Task details →
The records follow. Transcribe only the lines from the line containing "Decode this image" through the end, both ends included, and leave out the pictures.

* Start Material supplied *

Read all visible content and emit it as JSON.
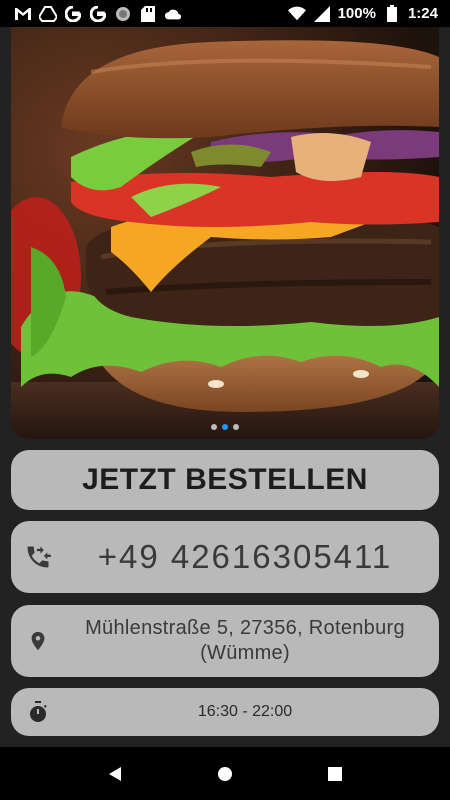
{
  "status_bar": {
    "battery": "100%",
    "time": "1:24",
    "left_icons": [
      "gmail-icon",
      "drive-icon",
      "google-icon",
      "google-icon",
      "circle-app-icon",
      "sd-card-icon",
      "cloud-icon"
    ],
    "right_icons": [
      "wifi-icon",
      "signal-icon",
      "battery-icon"
    ]
  },
  "hero": {
    "image": "burger-photo",
    "carousel_dots": 3,
    "active_dot": 1
  },
  "order": {
    "label": "JETZT BESTELLEN"
  },
  "phone": {
    "icon": "phone-forward-icon",
    "number": "+49 42616305411"
  },
  "address": {
    "icon": "location-pin-icon",
    "line1": "Mühlenstraße 5, 27356, Rotenburg",
    "line2": "(Wümme)"
  },
  "hours": {
    "icon": "timer-icon",
    "text": "16:30 - 22:00"
  },
  "nav_bar": {
    "buttons": [
      "back-icon",
      "home-icon",
      "recents-icon"
    ]
  },
  "colors": {
    "background": "#222222",
    "card": "#b9b9b9",
    "active_dot": "#2196f3"
  }
}
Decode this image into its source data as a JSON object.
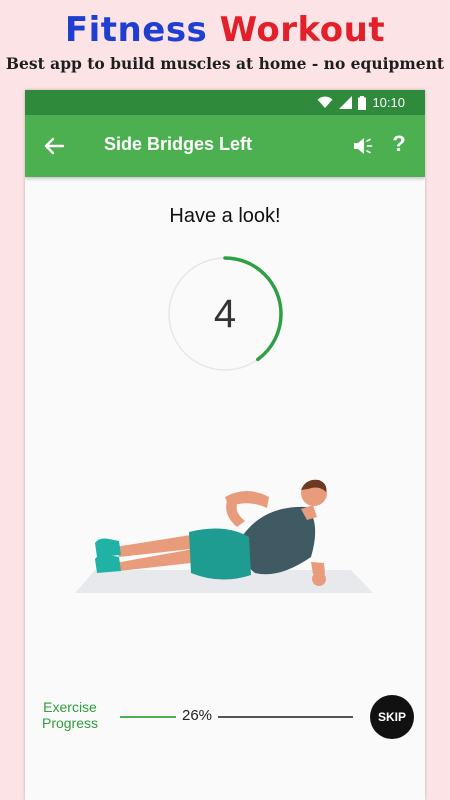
{
  "promo": {
    "title_part1": "Fitness",
    "title_part2": "Workout",
    "subtitle": "Best app to build muscles at home - no equipment"
  },
  "statusbar": {
    "time": "10:10",
    "icons": [
      "wifi-icon",
      "signal-icon",
      "battery-icon"
    ]
  },
  "appbar": {
    "title": "Side Bridges Left",
    "back_icon": "back-arrow-icon",
    "sound_icon": "speaker-icon",
    "help_label": "?"
  },
  "main": {
    "prompt": "Have a look!",
    "countdown": "4",
    "countdown_progress": 0.4
  },
  "progress": {
    "label": "Exercise\nProgress",
    "percent_label": "26%",
    "percent_value": 26,
    "skip_label": "SKIP"
  },
  "colors": {
    "background": "#fce4e6",
    "title_blue": "#1f3fd0",
    "title_red": "#e2202a",
    "status_green": "#2f8a3c",
    "appbar_green": "#4caf50",
    "progress_green": "#2e9e3d"
  }
}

* End Material supplied *

Output for this task →
Decode this image into its source data as a JSON object.
{
  "promo": {
    "title_part1": "Fitness",
    "title_part2": "Workout",
    "subtitle": "Best app to build muscles at home - no equipment"
  },
  "statusbar": {
    "time": "10:10",
    "icons": [
      "wifi-icon",
      "signal-icon",
      "battery-icon"
    ]
  },
  "appbar": {
    "title": "Side Bridges Left",
    "back_icon": "back-arrow-icon",
    "sound_icon": "speaker-icon",
    "help_label": "?"
  },
  "main": {
    "prompt": "Have a look!",
    "countdown": "4",
    "countdown_progress": 0.4
  },
  "progress": {
    "label": "Exercise\nProgress",
    "percent_label": "26%",
    "percent_value": 26,
    "skip_label": "SKIP"
  },
  "colors": {
    "background": "#fce4e6",
    "title_blue": "#1f3fd0",
    "title_red": "#e2202a",
    "status_green": "#2f8a3c",
    "appbar_green": "#4caf50",
    "progress_green": "#2e9e3d"
  }
}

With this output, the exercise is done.